** Start Extracted data **
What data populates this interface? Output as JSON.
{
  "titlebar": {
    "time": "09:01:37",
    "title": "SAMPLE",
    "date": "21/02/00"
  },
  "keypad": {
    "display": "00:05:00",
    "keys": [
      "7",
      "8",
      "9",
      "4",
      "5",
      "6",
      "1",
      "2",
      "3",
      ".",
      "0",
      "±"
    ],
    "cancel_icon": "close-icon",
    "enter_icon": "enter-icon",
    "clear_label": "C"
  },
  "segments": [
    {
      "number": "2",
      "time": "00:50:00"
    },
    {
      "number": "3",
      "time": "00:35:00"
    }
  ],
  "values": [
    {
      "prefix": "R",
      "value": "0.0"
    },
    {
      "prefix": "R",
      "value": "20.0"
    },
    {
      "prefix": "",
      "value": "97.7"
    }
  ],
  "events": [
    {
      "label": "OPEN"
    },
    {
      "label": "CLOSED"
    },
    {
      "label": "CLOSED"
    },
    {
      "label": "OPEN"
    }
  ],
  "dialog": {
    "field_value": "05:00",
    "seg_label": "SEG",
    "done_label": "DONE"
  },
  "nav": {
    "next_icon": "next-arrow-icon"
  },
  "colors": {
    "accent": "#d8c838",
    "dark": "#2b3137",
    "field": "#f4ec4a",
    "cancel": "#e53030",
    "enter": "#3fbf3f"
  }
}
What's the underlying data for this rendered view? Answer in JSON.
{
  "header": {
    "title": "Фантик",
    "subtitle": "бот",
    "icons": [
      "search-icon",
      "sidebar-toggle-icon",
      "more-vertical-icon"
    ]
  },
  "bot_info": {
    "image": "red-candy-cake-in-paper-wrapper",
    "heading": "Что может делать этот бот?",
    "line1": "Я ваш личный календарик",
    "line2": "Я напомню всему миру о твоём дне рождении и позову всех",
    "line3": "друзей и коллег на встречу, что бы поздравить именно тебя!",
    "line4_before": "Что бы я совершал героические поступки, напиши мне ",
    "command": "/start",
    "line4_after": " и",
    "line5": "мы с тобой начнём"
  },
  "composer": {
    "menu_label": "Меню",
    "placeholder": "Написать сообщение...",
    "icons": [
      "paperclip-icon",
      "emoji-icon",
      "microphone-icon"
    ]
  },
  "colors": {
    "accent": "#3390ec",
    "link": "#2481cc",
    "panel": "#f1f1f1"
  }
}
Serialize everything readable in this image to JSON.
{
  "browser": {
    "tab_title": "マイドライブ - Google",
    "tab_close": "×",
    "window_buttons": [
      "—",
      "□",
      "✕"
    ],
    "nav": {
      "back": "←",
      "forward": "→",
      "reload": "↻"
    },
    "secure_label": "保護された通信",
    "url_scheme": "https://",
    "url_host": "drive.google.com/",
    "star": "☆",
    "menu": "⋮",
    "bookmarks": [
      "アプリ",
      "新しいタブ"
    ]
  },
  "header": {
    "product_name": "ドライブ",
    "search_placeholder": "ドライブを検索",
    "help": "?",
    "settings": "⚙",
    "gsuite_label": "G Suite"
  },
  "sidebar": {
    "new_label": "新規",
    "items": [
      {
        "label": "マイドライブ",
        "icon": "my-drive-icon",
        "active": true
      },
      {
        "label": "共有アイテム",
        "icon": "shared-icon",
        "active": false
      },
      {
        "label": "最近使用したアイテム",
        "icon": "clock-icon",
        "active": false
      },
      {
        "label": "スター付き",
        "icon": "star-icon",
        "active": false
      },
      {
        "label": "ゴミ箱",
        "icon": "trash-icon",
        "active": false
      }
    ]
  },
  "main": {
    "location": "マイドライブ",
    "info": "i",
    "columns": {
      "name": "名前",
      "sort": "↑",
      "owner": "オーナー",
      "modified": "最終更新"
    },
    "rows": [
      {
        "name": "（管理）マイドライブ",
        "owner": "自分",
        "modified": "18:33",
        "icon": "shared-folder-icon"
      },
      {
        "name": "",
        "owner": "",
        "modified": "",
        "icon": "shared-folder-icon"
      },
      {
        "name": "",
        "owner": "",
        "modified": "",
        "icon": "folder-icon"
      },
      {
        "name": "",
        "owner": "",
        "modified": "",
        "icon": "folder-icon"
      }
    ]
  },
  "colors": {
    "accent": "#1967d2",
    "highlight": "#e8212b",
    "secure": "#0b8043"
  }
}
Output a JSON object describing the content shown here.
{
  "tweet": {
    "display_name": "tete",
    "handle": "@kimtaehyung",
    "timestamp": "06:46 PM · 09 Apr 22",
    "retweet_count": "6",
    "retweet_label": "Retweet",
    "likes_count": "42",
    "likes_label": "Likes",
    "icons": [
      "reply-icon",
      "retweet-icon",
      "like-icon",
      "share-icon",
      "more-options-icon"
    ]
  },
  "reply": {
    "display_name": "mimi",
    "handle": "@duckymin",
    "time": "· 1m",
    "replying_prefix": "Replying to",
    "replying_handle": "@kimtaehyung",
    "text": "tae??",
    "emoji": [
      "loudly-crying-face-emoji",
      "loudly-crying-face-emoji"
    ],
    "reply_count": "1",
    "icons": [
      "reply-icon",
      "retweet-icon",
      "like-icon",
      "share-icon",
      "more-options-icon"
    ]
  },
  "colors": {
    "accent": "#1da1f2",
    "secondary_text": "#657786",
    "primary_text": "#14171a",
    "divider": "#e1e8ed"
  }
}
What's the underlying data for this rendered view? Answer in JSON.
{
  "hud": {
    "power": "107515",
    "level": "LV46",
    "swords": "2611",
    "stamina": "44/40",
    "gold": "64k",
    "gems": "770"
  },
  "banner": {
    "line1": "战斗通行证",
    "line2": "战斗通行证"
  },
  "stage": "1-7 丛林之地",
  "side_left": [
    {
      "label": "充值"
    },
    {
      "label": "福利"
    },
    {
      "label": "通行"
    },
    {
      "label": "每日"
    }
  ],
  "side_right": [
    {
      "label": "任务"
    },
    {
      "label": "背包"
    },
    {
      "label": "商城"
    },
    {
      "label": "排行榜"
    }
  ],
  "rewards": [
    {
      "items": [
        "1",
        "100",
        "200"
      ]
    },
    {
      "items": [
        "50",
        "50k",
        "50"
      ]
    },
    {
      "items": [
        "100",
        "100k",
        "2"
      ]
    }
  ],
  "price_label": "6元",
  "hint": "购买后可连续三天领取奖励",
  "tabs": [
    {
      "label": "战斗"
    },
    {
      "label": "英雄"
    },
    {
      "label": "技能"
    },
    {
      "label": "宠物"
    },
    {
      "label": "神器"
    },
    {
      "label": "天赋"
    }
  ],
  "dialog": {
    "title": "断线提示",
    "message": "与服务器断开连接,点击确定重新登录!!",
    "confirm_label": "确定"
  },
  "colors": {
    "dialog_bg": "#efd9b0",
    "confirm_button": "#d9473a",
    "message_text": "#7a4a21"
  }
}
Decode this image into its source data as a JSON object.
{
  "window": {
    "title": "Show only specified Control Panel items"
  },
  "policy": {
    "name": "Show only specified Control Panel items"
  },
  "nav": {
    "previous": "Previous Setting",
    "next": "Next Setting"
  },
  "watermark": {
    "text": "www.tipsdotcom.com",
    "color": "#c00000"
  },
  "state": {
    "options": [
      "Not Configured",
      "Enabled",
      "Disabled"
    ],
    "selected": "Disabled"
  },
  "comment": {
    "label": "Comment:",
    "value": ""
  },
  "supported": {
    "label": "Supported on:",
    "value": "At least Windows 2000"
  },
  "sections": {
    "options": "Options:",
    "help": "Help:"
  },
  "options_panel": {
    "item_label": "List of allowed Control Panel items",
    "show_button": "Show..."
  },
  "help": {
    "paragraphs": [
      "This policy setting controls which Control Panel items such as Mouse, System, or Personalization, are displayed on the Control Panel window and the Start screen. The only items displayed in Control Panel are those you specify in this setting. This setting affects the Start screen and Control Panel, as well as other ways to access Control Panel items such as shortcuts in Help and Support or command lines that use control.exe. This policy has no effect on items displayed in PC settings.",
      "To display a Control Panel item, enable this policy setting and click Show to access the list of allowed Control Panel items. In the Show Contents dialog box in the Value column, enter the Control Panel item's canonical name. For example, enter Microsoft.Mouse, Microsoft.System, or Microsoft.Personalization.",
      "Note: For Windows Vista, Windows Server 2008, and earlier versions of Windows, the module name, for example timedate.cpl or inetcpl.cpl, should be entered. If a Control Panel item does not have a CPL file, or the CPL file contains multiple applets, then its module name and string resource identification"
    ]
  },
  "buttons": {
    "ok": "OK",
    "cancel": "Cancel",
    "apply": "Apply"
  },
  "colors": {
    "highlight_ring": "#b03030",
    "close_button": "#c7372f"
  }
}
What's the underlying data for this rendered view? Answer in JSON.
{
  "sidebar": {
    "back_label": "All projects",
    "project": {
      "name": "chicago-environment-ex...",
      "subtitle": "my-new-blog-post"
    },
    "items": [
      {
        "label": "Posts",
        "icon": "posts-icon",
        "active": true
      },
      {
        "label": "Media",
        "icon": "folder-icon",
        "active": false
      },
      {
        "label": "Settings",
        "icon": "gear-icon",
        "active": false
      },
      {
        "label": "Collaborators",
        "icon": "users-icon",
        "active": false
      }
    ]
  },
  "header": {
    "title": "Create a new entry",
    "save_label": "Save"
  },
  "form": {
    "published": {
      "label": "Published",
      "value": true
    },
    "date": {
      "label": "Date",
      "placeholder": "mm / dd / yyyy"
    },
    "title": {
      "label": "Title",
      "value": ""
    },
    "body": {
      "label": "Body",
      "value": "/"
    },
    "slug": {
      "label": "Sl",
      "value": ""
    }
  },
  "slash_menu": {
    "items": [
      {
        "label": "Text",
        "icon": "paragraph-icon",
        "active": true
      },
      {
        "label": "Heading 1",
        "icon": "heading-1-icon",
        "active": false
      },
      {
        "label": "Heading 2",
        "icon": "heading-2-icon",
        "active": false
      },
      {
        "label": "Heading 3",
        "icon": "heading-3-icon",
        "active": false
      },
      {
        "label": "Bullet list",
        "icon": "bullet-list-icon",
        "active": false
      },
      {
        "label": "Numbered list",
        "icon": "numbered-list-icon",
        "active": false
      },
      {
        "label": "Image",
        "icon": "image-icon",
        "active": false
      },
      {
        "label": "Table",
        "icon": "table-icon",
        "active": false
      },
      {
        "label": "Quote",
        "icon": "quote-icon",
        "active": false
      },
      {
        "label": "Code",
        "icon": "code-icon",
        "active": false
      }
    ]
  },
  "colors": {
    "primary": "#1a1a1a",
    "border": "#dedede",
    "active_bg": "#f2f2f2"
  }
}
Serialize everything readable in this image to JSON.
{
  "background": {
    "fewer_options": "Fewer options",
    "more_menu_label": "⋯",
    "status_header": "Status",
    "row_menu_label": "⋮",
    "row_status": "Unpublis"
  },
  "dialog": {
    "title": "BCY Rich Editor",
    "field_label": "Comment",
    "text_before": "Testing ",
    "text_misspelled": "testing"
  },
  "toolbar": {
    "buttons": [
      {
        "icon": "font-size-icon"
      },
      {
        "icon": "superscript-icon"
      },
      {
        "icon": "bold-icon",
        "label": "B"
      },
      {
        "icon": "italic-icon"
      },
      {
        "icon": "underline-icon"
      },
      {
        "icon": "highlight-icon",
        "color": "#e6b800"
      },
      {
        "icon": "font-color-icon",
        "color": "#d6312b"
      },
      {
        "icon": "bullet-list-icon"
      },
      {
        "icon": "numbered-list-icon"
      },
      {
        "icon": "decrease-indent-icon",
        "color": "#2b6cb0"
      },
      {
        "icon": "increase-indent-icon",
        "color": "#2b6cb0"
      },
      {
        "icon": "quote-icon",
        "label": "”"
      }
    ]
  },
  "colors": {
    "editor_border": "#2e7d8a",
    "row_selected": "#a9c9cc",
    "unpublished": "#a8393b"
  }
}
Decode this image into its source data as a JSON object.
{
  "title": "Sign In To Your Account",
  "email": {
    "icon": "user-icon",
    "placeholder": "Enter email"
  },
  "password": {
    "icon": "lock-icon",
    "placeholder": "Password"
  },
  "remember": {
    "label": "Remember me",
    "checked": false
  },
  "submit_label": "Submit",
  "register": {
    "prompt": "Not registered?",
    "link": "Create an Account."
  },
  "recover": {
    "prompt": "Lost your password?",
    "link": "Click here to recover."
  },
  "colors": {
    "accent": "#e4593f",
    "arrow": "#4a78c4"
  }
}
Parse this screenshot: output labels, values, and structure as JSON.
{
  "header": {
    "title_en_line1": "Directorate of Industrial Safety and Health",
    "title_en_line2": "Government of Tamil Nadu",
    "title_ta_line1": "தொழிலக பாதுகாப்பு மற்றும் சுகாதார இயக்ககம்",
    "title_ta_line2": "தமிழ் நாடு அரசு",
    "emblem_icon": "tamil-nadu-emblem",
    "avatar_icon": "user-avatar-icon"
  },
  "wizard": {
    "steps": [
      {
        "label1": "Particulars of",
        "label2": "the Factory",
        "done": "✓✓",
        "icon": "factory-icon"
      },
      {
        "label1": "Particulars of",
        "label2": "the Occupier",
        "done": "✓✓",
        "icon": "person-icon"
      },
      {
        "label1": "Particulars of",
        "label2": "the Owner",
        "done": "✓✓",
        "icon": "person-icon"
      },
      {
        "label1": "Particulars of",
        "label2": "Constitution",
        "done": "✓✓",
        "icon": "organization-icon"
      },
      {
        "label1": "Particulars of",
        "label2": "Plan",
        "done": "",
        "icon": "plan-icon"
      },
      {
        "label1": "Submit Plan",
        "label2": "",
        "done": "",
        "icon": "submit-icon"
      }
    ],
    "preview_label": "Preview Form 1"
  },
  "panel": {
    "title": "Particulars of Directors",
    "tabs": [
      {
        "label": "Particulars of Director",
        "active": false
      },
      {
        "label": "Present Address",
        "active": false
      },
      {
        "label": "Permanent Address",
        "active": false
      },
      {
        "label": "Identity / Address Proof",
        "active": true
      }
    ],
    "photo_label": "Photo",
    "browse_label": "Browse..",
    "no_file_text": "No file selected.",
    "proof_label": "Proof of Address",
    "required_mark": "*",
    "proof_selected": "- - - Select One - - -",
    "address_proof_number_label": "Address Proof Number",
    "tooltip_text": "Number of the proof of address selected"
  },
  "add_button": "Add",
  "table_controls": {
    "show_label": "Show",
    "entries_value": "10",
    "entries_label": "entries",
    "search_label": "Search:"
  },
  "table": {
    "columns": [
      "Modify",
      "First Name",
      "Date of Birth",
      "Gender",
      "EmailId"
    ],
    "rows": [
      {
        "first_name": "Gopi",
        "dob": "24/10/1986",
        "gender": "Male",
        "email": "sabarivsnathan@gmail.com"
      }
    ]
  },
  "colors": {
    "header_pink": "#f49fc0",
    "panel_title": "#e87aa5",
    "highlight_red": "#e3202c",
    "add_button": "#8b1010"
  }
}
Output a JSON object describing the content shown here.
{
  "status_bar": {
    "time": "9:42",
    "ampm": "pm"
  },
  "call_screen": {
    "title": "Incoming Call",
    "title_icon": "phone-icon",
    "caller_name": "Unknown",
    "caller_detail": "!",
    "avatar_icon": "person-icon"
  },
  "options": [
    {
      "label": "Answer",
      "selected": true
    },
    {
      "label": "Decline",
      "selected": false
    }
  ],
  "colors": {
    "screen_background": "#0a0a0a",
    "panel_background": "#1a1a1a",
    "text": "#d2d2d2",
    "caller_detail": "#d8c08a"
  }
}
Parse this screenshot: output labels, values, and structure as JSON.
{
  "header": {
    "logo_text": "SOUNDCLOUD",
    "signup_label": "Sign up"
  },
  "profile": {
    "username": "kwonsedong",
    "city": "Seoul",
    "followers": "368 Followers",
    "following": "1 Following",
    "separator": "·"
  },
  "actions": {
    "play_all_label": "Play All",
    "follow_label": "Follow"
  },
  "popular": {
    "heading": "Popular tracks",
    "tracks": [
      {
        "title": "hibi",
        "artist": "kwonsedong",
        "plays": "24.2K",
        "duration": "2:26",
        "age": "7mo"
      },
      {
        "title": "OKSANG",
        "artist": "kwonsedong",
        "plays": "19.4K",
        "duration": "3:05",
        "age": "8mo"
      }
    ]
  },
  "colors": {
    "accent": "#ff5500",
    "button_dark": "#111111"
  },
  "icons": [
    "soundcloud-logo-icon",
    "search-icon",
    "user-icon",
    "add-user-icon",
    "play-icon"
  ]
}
** End Extracted data **
▶ _Exercise description_
Pick out all the lines with the word "example" in them and copy them.

▶ _Finished task_
      "To display a Control Panel item, enable this policy setting and click Show to access the list of allowed Control Panel items. In the Show Contents dialog box in the Value column, enter the Control Panel item's canonical name. For example, enter Microsoft.Mouse, Microsoft.System, or Microsoft.Personalization.",
      "Note: For Windows Vista, Windows Server 2008, and earlier versions of Windows, the module name, for example timedate.cpl or inetcpl.cpl, should be entered. If a Control Panel item does not have a CPL file, or the CPL file contains multiple applets, then its module name and string resource identification"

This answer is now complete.